_Document segment:_
◆ ◆ ◆ ◆ ◆

Apple's App Tracking Transparency (ATT) framework, shipped in iOS 14.5 (April 2021), prompts every iOS user with 'Allow [App] to track your activity across other companies' apps and websites?' — and ~70-80% of users decline. That decline blocks deterministic click-attribution for ~30-50% of all DTC traffic. The platform's response was to fill the gap with modeled conversions: ML extrapolation from a small consenting cohort to the broader audience. It's controversial because it's unverifiable from the outside, and operators argue it systematically over-credits the platform vs. earned/organic. Admaxxer's first-party pixel sidesteps the third-party-cookie path entirely, click-ID persistence (GL#361, 90-day cookie/localStorage retention) preserves attribution even after the platform's third-party cookies expire, and Meta CAPI _fbc synthesis recovers most of the iOS 14.5 deterministic gap server-side. The Reconciliation Panel still shows you the platform-vs-pixel gap so you can audit transparently — we don't try to hide the loss, we just give you a deterministic floor.
How is Admaxxer's attribution transparent — can I verify the math myself?
Yes — transparency is the whole design. Every attribution model has a published formula (see the Models table above), so you can reproduce the credit split by hand on any single journey. Every API endpoint is curl-testable, so you can pull the same numbers the dashboard renders and diff them yourself. Every Reconciliation Panel row carries a pre-computed 'reasoning' string explaining the gap between sources in plain English, so you're never left guessing why two numbers disagree. And the data-driven models (Markov removal-effect, Shapley fair-share) use standard, documented algorithms rather than an opaque 'AI' black box. Nothing here asks you to take a number on faith: the formulas are public, the API is open to inspection, and every gap is explained per row.
Which attribution model should I pick?
Default to time decay (7-day half-life) for most DTC stores — it's the industry default and matches the typical 5-21 day consideration window. Switch to last-click if you optimize for bottom-funnel only, first-click if you're a top-of-funnel-heavy operator (podcast, influencer), last non-direct if 'Direct' is unrealistically your #1 channel, linear if your customers do 5+ touches over weeks, or position-based if you explicitly want to credit both discovery and closing. Once you have volume (about 1,000+ converting journeys in the range), reach for a data-driven model — Markov (credit by how much you'd lose without each channel) or Shapley (the fair team-up split) — when you want a credit split the data earned rather than one you chose. And if you'd rather have one number per channel than a spread to argue over, turn on the Reconciled · Total Impact lens (BETA), which blends multi-touch + marketing-mix modeling + incrementality + your post-purchase survey and reconciles the totals to your actual store revenue. There is no single 'true' model — pick the one that matches your funnel and the decision you're making.

◆ ◆ ◆ ◆ ◆

_Extracted information:_
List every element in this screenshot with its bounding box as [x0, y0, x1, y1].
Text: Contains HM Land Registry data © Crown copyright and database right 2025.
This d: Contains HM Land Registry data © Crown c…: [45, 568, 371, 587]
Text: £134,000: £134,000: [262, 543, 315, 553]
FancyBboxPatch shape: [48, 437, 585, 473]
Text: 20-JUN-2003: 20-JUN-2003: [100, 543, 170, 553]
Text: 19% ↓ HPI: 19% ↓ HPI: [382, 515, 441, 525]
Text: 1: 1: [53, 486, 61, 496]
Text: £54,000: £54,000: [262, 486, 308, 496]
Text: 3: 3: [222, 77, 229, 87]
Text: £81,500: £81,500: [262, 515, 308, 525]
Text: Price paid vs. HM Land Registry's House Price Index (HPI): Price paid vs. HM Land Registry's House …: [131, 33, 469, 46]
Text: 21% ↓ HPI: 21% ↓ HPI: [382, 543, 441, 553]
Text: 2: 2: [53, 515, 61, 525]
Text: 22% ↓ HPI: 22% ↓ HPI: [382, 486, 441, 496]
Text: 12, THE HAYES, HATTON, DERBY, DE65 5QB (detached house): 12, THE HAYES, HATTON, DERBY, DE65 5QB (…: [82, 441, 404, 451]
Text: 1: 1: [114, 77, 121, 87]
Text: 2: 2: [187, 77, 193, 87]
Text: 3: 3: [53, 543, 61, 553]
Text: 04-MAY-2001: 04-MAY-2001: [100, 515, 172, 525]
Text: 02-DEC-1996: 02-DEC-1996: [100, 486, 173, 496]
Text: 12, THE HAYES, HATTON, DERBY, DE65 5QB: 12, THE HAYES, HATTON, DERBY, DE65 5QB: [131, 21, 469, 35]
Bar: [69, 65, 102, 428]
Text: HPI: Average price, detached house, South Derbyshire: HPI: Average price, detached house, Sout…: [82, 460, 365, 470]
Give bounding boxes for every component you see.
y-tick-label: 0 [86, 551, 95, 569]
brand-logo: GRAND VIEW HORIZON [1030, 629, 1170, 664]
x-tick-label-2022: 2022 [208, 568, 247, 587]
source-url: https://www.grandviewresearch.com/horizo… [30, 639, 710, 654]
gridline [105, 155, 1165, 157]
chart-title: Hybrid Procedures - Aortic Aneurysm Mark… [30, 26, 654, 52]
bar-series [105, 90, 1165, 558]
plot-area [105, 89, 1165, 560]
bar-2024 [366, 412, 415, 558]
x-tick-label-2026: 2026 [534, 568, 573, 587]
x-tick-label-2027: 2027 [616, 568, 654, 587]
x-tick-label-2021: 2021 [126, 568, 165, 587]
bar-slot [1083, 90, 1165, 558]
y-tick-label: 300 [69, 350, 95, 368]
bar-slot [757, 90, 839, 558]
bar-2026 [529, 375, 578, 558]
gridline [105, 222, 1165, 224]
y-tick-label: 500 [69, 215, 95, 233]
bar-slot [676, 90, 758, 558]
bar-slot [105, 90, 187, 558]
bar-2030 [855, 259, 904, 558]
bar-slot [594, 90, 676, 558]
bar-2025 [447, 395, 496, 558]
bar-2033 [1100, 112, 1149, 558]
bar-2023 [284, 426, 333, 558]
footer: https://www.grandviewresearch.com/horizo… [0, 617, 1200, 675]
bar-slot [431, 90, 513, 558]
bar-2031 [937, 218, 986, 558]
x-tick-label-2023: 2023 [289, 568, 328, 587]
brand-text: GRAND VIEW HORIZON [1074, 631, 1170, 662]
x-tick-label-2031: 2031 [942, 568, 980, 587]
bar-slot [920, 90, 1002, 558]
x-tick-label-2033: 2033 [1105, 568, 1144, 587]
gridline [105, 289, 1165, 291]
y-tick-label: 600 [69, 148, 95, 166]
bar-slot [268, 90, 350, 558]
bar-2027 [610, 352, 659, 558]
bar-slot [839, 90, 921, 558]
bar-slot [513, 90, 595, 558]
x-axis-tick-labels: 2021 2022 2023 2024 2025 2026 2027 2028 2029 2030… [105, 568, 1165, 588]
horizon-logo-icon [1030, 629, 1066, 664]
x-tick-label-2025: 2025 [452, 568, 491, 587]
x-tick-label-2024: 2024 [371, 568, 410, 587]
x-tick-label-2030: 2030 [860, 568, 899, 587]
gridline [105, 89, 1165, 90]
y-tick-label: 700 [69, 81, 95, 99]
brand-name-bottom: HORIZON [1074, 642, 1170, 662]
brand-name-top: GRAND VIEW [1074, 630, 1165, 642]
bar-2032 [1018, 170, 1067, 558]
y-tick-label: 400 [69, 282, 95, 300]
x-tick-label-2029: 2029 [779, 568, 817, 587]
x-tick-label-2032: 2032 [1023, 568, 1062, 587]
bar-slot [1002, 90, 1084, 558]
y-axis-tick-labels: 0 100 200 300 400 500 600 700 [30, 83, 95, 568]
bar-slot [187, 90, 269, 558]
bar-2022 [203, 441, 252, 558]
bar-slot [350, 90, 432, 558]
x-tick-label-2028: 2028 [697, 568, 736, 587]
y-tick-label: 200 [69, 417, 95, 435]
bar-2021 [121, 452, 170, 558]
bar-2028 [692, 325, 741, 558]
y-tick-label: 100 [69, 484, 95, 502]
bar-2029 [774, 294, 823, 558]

◆ ◆ ◆ ◆ ◆

_Tasks for this exercise:_
a) According to the text on ad attribution, which four inputs does the Reconciled · Total Impact lens blend?
b) Continue the text on ad attribution from its final sentence.
The listing was taken from a different source than the text on ad attribution.

_Exercise responses:_
a)
- Multi-touch
- Marketing-mix modeling
- Incrementality
- Your post-purchase survey

b)
What's the difference between Markov and Shapley attribution?
Both are data-driven — they learn the credit split from your own conversion paths instead of using a fixed recipe, and both want roughly 1,000+ converting journeys to be stable. They differ in the question they ask. Markov asks 'how much would we lose if this channel disappeared?' — it builds a map of how buyers move between channels and credits each one by that removal effect, so it shines at valuing the assists in long, winding journeys. Shapley asks 'what's each channel's fair share of a team effort?' — borrowing the Nobel-winning Shapley value from game theory, it averages each channel's contribution across every order the channels could have combined in, so no channel is over- or under-rewarded just for happening to be first or last. Rule of thumb: choose Markov when you care most about the assist structure of long paths; choose Shapley when you want the fairest even-handed split across a manageable set of channels. Markov has its own deep-dive page at /documentation/markov-attribution.
What does 'data-driven attribution' mean, and is it better?
Data-driven means the model figures out each channel's credit from your real conversion data, rather than you picking a fixed rule like 'all to the last click' or '40/20/40'. Admaxxer's two data-driven models are Markov (removal effect) and Shapley (fair-share) — the standard data-driven attribution approaches. It's more defensible because the split reflects how your channels actually assist each other, not a guess. The catch is volume: with too few conversions the math swings around, so below about 1,000 converting journeys in your date range Admaxxer automatically falls back to a simpler model and shows a small chip explaining why. So 'better' is conditional — data-driven wins once you have the data to feed it; until then a clear heuristic like time decay is the honest choice.
Why are my first-party numbers lower than what the ad platform claims?
Because we only credit a channel when a real signal resolves the visit — a UTM tag, a platform click ID, or a known first touch — and we never guess. Ad platforms count generously: they credit people who only saw an ad (view-through), fill privacy gaps with modeled/estimated conversions, and claim buyers that email and search also touched. Your first-party pixel and store ledger don't have that incentive, so their number is the conservative, trustworthy floor. Some signals are genuinely lost to privacy controls and ad-blockers (Apple's iOS tracking prompt removes a big slice of click data); Admaxxer narrows that gap by persisting click IDs so a click counts long after a cookie would expire, and by reading the platform's own server-side match data when you connect it — but anything still unresolved stays honestly in Direct/Unknown rather than inflating a paid channel. A smaller number you can trust beats a bigger number you can't.
What is the Reconciled · Total Impact model and is it the default?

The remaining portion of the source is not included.